*** RECORDS FOR PROCESSING
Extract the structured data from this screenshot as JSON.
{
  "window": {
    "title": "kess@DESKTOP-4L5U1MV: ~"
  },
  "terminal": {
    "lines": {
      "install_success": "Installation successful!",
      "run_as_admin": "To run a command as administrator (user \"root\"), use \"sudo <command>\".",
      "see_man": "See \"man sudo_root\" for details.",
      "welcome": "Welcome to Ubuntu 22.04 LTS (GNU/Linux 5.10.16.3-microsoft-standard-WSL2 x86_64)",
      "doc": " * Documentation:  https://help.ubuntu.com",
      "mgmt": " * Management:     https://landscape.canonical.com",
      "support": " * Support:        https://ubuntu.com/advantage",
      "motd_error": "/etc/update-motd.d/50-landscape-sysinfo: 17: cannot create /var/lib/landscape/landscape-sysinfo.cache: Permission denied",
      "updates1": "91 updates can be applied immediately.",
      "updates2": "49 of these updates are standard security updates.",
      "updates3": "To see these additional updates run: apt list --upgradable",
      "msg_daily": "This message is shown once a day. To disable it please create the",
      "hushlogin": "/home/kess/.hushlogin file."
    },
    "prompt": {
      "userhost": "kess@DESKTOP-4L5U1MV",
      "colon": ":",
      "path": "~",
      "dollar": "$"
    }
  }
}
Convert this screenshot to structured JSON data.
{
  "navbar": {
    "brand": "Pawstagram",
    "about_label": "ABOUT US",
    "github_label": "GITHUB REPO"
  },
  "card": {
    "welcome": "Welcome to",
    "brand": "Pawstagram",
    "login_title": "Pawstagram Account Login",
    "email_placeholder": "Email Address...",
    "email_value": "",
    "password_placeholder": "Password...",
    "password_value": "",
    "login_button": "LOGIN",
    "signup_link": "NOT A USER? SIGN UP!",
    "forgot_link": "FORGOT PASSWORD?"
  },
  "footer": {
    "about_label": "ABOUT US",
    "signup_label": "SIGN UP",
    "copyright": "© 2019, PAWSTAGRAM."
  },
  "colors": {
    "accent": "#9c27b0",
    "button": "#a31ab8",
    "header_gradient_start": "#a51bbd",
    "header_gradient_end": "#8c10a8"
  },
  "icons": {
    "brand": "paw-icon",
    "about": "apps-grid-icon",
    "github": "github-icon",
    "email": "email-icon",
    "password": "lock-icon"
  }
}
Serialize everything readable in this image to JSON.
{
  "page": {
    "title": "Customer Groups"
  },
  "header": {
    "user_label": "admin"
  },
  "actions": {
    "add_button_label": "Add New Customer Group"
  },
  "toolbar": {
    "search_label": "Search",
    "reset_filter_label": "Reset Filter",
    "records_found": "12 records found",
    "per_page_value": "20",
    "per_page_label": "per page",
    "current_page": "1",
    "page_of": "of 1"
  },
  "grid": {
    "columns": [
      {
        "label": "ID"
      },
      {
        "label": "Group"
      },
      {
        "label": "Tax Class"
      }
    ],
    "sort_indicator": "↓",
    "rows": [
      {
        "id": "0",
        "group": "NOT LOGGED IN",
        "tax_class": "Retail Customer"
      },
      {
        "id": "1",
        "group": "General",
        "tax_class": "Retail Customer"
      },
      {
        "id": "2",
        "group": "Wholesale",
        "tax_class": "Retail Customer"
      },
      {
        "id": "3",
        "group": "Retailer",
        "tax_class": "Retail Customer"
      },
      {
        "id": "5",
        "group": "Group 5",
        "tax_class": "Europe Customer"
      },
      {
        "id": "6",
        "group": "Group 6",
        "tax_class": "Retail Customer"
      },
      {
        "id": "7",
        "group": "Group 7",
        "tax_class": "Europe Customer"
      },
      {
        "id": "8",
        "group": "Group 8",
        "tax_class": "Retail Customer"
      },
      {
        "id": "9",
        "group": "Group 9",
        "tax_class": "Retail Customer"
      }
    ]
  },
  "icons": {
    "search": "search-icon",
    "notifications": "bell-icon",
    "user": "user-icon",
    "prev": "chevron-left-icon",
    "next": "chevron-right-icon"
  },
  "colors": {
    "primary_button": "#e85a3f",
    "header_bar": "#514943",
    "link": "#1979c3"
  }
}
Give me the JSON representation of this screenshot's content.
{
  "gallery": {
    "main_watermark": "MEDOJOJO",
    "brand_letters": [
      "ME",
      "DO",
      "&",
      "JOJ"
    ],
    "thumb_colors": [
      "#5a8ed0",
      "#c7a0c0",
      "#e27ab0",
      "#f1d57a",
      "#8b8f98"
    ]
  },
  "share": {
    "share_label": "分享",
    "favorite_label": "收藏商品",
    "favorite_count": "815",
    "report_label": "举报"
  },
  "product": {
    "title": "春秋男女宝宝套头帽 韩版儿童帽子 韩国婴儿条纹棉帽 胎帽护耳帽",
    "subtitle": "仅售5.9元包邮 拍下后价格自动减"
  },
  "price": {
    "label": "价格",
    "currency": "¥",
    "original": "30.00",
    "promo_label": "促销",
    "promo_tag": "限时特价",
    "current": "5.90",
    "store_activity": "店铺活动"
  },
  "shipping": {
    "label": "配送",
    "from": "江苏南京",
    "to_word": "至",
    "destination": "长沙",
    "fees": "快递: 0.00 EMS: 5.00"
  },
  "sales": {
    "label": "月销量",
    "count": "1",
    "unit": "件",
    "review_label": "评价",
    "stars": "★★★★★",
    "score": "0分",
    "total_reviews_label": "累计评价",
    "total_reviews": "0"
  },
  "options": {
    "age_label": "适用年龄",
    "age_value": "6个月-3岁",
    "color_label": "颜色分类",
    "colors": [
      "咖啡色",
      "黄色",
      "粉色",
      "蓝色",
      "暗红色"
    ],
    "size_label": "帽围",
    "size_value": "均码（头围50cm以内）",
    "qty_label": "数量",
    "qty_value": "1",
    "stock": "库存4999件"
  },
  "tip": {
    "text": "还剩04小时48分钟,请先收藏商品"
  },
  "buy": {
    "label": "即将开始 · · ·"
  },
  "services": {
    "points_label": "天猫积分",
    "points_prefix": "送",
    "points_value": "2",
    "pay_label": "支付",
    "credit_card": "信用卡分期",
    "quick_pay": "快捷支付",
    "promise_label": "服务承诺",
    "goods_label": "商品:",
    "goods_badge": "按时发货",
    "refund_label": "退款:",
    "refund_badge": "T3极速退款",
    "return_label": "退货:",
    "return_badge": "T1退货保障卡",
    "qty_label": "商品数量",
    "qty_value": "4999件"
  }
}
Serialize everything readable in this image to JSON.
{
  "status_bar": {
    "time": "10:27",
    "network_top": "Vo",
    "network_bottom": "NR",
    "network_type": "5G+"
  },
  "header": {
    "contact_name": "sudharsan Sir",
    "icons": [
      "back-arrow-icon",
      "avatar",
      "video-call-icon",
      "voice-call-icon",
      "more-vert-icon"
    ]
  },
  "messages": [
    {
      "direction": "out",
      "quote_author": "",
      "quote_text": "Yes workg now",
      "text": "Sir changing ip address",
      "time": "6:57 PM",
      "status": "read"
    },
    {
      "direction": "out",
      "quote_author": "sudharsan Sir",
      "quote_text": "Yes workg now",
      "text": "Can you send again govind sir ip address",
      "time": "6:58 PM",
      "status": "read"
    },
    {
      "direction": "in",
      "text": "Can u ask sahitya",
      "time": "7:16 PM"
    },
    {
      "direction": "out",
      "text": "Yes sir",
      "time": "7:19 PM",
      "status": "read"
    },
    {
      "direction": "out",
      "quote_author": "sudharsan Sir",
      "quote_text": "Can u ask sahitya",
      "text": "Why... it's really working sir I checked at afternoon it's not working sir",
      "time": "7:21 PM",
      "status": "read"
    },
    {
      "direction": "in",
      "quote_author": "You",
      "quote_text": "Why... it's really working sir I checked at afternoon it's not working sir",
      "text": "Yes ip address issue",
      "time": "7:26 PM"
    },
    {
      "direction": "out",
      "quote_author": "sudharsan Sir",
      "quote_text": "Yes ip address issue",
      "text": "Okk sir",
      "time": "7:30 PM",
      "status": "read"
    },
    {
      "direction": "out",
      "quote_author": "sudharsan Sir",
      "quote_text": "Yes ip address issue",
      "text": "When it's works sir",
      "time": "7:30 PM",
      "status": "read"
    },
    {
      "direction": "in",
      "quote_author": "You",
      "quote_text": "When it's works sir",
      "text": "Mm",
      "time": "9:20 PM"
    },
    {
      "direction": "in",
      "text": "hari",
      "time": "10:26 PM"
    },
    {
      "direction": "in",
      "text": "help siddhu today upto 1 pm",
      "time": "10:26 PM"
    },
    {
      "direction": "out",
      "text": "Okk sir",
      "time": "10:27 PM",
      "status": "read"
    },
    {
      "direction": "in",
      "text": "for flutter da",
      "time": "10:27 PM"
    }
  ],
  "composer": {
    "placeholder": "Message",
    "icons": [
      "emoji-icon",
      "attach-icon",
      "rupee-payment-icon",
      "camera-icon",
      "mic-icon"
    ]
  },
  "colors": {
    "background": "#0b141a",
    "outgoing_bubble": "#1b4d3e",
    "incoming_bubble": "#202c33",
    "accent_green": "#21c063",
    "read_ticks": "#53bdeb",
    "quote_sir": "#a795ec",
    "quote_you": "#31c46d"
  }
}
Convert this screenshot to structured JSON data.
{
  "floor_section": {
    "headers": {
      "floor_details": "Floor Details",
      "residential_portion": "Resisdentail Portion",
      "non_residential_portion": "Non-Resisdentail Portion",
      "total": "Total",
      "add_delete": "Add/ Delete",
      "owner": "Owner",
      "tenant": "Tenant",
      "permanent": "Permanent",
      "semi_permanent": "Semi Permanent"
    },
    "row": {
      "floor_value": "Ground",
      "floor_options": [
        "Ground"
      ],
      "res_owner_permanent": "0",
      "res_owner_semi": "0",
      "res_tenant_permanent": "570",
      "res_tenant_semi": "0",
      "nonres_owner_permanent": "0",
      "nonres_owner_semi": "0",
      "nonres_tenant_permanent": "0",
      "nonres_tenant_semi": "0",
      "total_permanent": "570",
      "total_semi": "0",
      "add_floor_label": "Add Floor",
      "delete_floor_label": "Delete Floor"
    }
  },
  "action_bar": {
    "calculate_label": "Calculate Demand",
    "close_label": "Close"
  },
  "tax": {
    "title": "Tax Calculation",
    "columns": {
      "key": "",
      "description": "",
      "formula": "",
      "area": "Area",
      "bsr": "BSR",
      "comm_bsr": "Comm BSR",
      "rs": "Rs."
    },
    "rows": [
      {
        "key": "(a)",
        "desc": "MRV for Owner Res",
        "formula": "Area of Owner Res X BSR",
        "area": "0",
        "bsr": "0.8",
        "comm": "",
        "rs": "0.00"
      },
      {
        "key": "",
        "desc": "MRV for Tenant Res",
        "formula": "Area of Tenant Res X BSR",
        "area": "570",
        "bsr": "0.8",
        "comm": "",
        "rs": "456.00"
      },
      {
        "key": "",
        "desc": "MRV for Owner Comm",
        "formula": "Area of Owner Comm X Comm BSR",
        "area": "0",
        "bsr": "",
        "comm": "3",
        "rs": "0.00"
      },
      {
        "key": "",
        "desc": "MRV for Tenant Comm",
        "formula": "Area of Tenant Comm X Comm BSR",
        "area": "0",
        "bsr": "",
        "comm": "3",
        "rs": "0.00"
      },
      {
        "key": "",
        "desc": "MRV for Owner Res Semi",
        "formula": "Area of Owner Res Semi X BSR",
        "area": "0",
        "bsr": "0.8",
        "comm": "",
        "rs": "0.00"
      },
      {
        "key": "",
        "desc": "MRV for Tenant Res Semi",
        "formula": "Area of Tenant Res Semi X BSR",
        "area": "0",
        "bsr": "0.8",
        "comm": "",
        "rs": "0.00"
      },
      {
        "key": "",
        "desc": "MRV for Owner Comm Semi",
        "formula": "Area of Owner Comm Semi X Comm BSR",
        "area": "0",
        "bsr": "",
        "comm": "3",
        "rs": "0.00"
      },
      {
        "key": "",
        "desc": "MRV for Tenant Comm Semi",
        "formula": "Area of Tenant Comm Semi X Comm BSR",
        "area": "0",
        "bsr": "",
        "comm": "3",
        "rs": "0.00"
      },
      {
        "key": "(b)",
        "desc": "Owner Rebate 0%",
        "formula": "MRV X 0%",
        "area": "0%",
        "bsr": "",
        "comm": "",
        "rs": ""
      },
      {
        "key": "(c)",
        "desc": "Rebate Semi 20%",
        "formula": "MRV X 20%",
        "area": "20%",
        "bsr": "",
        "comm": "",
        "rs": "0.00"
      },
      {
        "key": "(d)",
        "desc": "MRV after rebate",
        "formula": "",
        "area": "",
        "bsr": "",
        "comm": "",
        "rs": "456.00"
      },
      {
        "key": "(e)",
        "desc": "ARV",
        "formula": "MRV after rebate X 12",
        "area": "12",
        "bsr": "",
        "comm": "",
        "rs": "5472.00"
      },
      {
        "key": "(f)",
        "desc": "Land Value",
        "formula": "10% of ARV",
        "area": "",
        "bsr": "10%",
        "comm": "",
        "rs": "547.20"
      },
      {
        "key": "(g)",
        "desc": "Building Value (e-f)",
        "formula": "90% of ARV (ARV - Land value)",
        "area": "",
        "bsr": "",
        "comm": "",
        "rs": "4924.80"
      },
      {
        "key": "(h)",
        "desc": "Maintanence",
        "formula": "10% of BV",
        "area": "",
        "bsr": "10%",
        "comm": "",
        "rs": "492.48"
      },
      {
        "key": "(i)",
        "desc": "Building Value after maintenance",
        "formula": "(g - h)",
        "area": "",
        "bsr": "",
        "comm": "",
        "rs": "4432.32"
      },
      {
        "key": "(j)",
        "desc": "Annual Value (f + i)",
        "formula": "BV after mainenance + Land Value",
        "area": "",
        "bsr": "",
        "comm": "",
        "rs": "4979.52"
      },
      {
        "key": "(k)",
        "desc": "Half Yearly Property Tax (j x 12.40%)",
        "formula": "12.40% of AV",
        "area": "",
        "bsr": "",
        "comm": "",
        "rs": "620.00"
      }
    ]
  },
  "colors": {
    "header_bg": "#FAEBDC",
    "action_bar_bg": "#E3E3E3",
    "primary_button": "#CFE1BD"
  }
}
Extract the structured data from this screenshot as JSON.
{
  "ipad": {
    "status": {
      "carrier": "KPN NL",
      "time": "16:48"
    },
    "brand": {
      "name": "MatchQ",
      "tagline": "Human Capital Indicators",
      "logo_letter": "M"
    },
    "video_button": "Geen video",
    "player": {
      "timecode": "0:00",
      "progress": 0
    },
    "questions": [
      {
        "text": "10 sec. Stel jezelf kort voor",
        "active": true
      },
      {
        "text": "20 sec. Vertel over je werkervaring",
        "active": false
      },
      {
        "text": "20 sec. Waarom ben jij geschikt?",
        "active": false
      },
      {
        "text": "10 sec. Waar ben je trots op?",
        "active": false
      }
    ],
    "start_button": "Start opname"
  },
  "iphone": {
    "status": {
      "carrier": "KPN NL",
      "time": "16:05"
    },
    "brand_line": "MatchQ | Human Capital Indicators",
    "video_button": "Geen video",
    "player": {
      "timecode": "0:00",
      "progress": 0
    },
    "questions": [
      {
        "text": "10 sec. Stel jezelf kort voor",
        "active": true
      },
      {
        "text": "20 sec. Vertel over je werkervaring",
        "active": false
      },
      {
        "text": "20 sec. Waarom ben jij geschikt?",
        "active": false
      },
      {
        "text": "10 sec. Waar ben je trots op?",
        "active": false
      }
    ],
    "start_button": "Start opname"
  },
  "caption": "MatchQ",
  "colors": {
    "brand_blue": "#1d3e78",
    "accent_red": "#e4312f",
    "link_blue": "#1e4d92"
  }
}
******
Copy every line of the listing containing the string "https".

-- WRITTEN ANSWER --
      "doc": " * Documentation:  https://help.ubuntu.com",
      "mgmt": " * Management:     https://landscape.canonical.com",
      "support": " * Support:        https://ubuntu.com/advantage",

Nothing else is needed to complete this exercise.